WHAT YOU ARE ASKED TO DO =>
Pictures do not belong in the copy; restate the records below word for word.

THE DATA section start

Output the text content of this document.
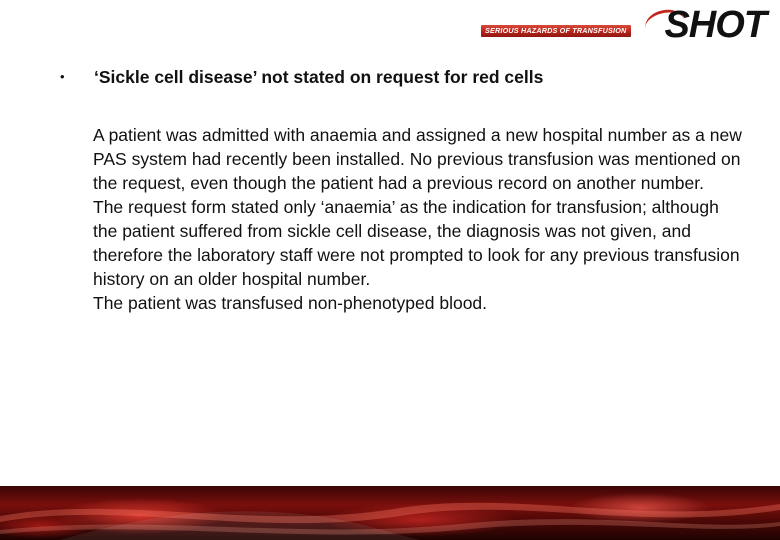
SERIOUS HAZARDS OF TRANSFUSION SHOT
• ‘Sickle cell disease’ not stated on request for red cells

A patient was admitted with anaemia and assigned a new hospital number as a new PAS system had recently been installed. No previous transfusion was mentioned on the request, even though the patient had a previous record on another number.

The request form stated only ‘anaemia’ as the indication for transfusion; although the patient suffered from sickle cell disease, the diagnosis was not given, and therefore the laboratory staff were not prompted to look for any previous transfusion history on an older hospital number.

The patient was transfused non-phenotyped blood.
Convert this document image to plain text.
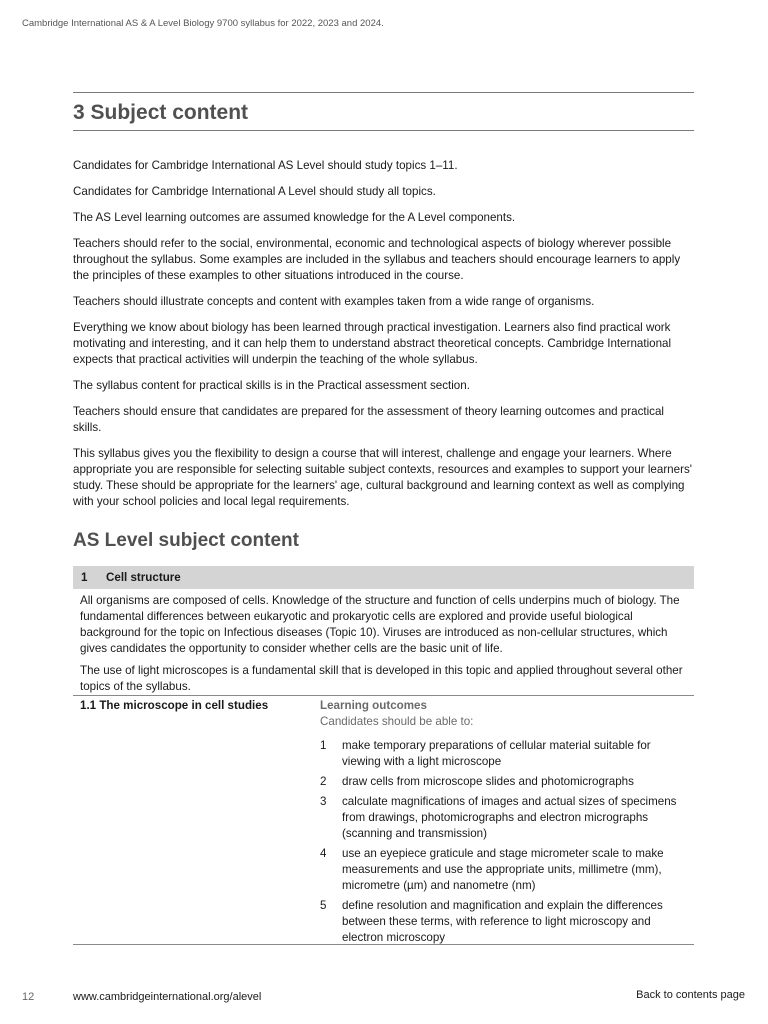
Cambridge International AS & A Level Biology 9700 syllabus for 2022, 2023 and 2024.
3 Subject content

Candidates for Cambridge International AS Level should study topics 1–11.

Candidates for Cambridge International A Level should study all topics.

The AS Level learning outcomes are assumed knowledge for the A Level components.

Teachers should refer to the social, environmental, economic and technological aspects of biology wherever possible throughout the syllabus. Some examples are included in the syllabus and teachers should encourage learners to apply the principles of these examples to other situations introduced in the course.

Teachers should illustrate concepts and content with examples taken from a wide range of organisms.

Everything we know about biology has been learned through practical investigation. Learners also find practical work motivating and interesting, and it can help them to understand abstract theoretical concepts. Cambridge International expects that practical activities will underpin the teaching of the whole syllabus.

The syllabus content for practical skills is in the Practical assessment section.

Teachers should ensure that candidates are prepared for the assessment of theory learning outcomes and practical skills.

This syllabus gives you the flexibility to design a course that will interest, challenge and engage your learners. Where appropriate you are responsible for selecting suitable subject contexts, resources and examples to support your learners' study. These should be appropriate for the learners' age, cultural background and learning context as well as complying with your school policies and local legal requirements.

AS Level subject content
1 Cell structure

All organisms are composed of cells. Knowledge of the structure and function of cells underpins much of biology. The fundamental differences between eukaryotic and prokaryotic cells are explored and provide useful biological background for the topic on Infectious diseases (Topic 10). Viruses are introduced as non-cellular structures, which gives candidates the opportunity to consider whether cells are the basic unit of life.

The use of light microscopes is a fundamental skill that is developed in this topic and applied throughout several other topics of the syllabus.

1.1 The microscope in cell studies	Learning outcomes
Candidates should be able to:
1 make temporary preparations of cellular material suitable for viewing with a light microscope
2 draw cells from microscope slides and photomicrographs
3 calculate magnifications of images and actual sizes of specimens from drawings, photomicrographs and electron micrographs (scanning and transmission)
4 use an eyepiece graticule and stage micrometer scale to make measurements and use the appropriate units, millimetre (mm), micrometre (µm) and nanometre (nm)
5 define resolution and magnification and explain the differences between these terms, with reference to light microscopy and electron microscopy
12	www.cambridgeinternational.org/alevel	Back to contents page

THE DATA section end

SOLVED PROBLEM =>
Output the text content of this document.
SERIOUS HAZARDS OF TRANSFUSION SHOT
• ‘Sickle cell disease’ not stated on request for red cells

A patient was admitted with anaemia and assigned a new hospital number as a new PAS system had recently been installed. No previous transfusion was mentioned on the request, even though the patient had a previous record on another number.

The request form stated only ‘anaemia’ as the indication for transfusion; although the patient suffered from sickle cell disease, the diagnosis was not given, and therefore the laboratory staff were not prompted to look for any previous transfusion history on an older hospital number.

The patient was transfused non-phenotyped blood.
Convert this document image to plain text.
Cambridge International AS & A Level Biology 9700 syllabus for 2022, 2023 and 2024.
3 Subject content

Candidates for Cambridge International AS Level should study topics 1–11.

Candidates for Cambridge International A Level should study all topics.

The AS Level learning outcomes are assumed knowledge for the A Level components.

Teachers should refer to the social, environmental, economic and technological aspects of biology wherever possible throughout the syllabus. Some examples are included in the syllabus and teachers should encourage learners to apply the principles of these examples to other situations introduced in the course.

Teachers should illustrate concepts and content with examples taken from a wide range of organisms.

Everything we know about biology has been learned through practical investigation. Learners also find practical work motivating and interesting, and it can help them to understand abstract theoretical concepts. Cambridge International expects that practical activities will underpin the teaching of the whole syllabus.

The syllabus content for practical skills is in the Practical assessment section.

Teachers should ensure that candidates are prepared for the assessment of theory learning outcomes and practical skills.

This syllabus gives you the flexibility to design a course that will interest, challenge and engage your learners. Where appropriate you are responsible for selecting suitable subject contexts, resources and examples to support your learners' study. These should be appropriate for the learners' age, cultural background and learning context as well as complying with your school policies and local legal requirements.

AS Level subject content
1 Cell structure

All organisms are composed of cells. Knowledge of the structure and function of cells underpins much of biology. The fundamental differences between eukaryotic and prokaryotic cells are explored and provide useful biological background for the topic on Infectious diseases (Topic 10). Viruses are introduced as non-cellular structures, which gives candidates the opportunity to consider whether cells are the basic unit of life.

The use of light microscopes is a fundamental skill that is developed in this topic and applied throughout several other topics of the syllabus.

1.1 The microscope in cell studies	Learning outcomes
Candidates should be able to:
1 make temporary preparations of cellular material suitable for viewing with a light microscope
2 draw cells from microscope slides and photomicrographs
3 calculate magnifications of images and actual sizes of specimens from drawings, photomicrographs and electron micrographs (scanning and transmission)
4 use an eyepiece graticule and stage micrometer scale to make measurements and use the appropriate units, millimetre (mm), micrometre (µm) and nanometre (nm)
5 define resolution and magnification and explain the differences between these terms, with reference to light microscopy and electron microscopy
12	www.cambridgeinternational.org/alevel	Back to contents page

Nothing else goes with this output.